## AIM OF THE EXERCISE
Copy out every row below, character for character, with nothing added, dropped, or reordered.
** START PROVIDED RECORDS **
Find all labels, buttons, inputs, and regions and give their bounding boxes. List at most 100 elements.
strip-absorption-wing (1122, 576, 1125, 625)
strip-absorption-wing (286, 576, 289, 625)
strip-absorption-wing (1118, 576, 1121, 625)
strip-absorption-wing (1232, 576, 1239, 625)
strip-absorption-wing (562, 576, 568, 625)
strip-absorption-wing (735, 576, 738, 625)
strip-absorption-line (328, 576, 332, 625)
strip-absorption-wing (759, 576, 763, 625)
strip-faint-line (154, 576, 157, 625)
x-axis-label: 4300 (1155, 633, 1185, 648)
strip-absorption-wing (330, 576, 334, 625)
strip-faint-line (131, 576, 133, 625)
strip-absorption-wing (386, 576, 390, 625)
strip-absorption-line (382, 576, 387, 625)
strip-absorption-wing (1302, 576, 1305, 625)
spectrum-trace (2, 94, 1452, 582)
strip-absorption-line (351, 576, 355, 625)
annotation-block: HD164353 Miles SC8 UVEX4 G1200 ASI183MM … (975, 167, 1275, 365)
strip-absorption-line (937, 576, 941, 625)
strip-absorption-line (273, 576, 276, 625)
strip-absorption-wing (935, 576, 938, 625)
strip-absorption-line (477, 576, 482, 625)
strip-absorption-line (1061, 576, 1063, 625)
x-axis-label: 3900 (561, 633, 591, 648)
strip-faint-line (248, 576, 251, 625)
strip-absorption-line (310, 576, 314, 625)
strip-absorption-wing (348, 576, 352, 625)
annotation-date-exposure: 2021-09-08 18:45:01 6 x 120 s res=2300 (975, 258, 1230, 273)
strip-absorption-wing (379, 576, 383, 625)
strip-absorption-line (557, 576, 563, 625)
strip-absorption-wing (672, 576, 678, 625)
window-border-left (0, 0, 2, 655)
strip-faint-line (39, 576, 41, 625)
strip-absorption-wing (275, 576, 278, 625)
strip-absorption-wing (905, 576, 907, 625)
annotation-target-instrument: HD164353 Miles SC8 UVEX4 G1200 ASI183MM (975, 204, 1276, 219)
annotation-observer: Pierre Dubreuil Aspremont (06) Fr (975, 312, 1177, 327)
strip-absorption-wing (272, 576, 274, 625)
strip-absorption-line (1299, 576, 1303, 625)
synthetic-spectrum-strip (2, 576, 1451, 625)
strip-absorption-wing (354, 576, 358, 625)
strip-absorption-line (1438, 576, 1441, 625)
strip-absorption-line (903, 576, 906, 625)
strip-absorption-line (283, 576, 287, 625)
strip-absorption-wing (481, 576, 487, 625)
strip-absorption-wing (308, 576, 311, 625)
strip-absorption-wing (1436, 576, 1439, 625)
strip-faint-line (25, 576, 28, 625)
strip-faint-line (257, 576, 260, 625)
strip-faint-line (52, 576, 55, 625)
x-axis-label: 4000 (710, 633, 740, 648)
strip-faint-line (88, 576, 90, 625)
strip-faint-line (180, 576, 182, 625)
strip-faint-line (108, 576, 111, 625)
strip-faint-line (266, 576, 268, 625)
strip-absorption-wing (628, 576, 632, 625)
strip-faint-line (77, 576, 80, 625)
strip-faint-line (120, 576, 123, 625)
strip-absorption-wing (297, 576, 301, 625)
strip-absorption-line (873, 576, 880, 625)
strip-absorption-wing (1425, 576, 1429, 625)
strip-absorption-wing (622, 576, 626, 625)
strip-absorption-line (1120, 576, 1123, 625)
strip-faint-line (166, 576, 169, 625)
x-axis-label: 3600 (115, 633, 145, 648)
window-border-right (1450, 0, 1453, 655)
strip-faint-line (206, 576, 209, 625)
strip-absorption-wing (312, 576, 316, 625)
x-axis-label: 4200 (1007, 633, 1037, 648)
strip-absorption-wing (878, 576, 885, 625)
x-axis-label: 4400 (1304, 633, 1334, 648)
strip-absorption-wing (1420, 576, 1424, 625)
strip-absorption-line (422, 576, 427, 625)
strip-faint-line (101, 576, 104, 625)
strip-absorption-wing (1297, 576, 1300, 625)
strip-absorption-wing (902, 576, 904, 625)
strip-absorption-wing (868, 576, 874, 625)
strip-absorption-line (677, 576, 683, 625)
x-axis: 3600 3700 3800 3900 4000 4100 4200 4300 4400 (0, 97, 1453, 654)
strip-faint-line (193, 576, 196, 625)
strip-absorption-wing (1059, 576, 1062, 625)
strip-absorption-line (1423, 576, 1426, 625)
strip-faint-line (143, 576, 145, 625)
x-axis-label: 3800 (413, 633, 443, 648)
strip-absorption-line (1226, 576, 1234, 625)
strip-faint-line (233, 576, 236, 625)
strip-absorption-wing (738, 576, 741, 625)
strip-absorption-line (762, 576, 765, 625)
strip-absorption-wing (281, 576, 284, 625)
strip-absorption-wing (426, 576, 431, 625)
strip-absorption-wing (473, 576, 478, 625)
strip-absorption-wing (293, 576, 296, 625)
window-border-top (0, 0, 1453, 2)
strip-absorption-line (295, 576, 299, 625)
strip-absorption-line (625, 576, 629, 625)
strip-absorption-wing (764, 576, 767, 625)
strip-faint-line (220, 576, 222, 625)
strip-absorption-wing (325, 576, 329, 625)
** END PROVIDED RECORDS **
## FINISHED TASK
Find all labels, buttons, inputs, and regions and give their bounding boxes. List at most 100 elements.
strip-absorption-wing (1122, 576, 1125, 625)
strip-absorption-wing (286, 576, 289, 625)
strip-absorption-wing (1118, 576, 1121, 625)
strip-absorption-wing (1232, 576, 1239, 625)
strip-absorption-wing (562, 576, 568, 625)
strip-absorption-wing (735, 576, 738, 625)
strip-absorption-line (328, 576, 332, 625)
strip-absorption-wing (759, 576, 763, 625)
strip-faint-line (154, 576, 157, 625)
x-axis-label: 4300 (1155, 633, 1185, 648)
strip-absorption-wing (330, 576, 334, 625)
strip-faint-line (131, 576, 133, 625)
strip-absorption-wing (386, 576, 390, 625)
strip-absorption-line (382, 576, 387, 625)
strip-absorption-wing (1302, 576, 1305, 625)
spectrum-trace (2, 94, 1452, 582)
strip-absorption-line (351, 576, 355, 625)
annotation-block: HD164353 Miles SC8 UVEX4 G1200 ASI183MM … (975, 167, 1275, 365)
strip-absorption-line (937, 576, 941, 625)
strip-absorption-line (273, 576, 276, 625)
strip-absorption-wing (935, 576, 938, 625)
strip-absorption-line (477, 576, 482, 625)
strip-absorption-line (1061, 576, 1063, 625)
x-axis-label: 3900 (561, 633, 591, 648)
strip-faint-line (248, 576, 251, 625)
strip-absorption-line (310, 576, 314, 625)
strip-absorption-wing (348, 576, 352, 625)
annotation-date-exposure: 2021-09-08 18:45:01 6 x 120 s res=2300 (975, 258, 1230, 273)
strip-absorption-wing (379, 576, 383, 625)
strip-absorption-line (557, 576, 563, 625)
strip-absorption-wing (672, 576, 678, 625)
window-border-left (0, 0, 2, 655)
strip-faint-line (39, 576, 41, 625)
strip-absorption-wing (275, 576, 278, 625)
strip-absorption-wing (905, 576, 907, 625)
annotation-target-instrument: HD164353 Miles SC8 UVEX4 G1200 ASI183MM (975, 204, 1276, 219)
annotation-observer: Pierre Dubreuil Aspremont (06) Fr (975, 312, 1177, 327)
strip-absorption-wing (272, 576, 274, 625)
strip-absorption-line (1299, 576, 1303, 625)
synthetic-spectrum-strip (2, 576, 1451, 625)
strip-absorption-wing (354, 576, 358, 625)
strip-absorption-line (1438, 576, 1441, 625)
strip-absorption-line (903, 576, 906, 625)
strip-absorption-line (283, 576, 287, 625)
strip-absorption-wing (481, 576, 487, 625)
strip-absorption-wing (308, 576, 311, 625)
strip-absorption-wing (1436, 576, 1439, 625)
strip-faint-line (25, 576, 28, 625)
strip-faint-line (257, 576, 260, 625)
strip-faint-line (52, 576, 55, 625)
x-axis-label: 4000 (710, 633, 740, 648)
strip-faint-line (88, 576, 90, 625)
strip-faint-line (180, 576, 182, 625)
strip-faint-line (108, 576, 111, 625)
strip-faint-line (266, 576, 268, 625)
strip-absorption-wing (628, 576, 632, 625)
strip-faint-line (77, 576, 80, 625)
strip-faint-line (120, 576, 123, 625)
strip-absorption-wing (297, 576, 301, 625)
strip-absorption-line (873, 576, 880, 625)
strip-absorption-wing (1425, 576, 1429, 625)
strip-absorption-wing (622, 576, 626, 625)
strip-absorption-line (1120, 576, 1123, 625)
strip-faint-line (166, 576, 169, 625)
x-axis-label: 3600 (115, 633, 145, 648)
window-border-right (1450, 0, 1453, 655)
strip-faint-line (206, 576, 209, 625)
strip-absorption-wing (312, 576, 316, 625)
x-axis-label: 4200 (1007, 633, 1037, 648)
strip-absorption-wing (878, 576, 885, 625)
x-axis-label: 4400 (1304, 633, 1334, 648)
strip-absorption-wing (1420, 576, 1424, 625)
strip-absorption-line (422, 576, 427, 625)
strip-faint-line (101, 576, 104, 625)
strip-absorption-wing (1297, 576, 1300, 625)
strip-absorption-wing (902, 576, 904, 625)
strip-absorption-wing (868, 576, 874, 625)
strip-absorption-line (677, 576, 683, 625)
x-axis: 3600 3700 3800 3900 4000 4100 4200 4300 4400 (0, 97, 1453, 654)
strip-faint-line (193, 576, 196, 625)
strip-absorption-wing (1059, 576, 1062, 625)
strip-absorption-line (1423, 576, 1426, 625)
strip-faint-line (143, 576, 145, 625)
x-axis-label: 3800 (413, 633, 443, 648)
strip-absorption-line (1226, 576, 1234, 625)
strip-faint-line (233, 576, 236, 625)
strip-absorption-wing (738, 576, 741, 625)
strip-absorption-line (762, 576, 765, 625)
strip-absorption-wing (281, 576, 284, 625)
strip-absorption-wing (426, 576, 431, 625)
strip-absorption-wing (473, 576, 478, 625)
strip-absorption-wing (293, 576, 296, 625)
window-border-top (0, 0, 1453, 2)
strip-absorption-line (295, 576, 299, 625)
strip-absorption-line (625, 576, 629, 625)
strip-absorption-wing (764, 576, 767, 625)
strip-faint-line (220, 576, 222, 625)
strip-absorption-wing (325, 576, 329, 625)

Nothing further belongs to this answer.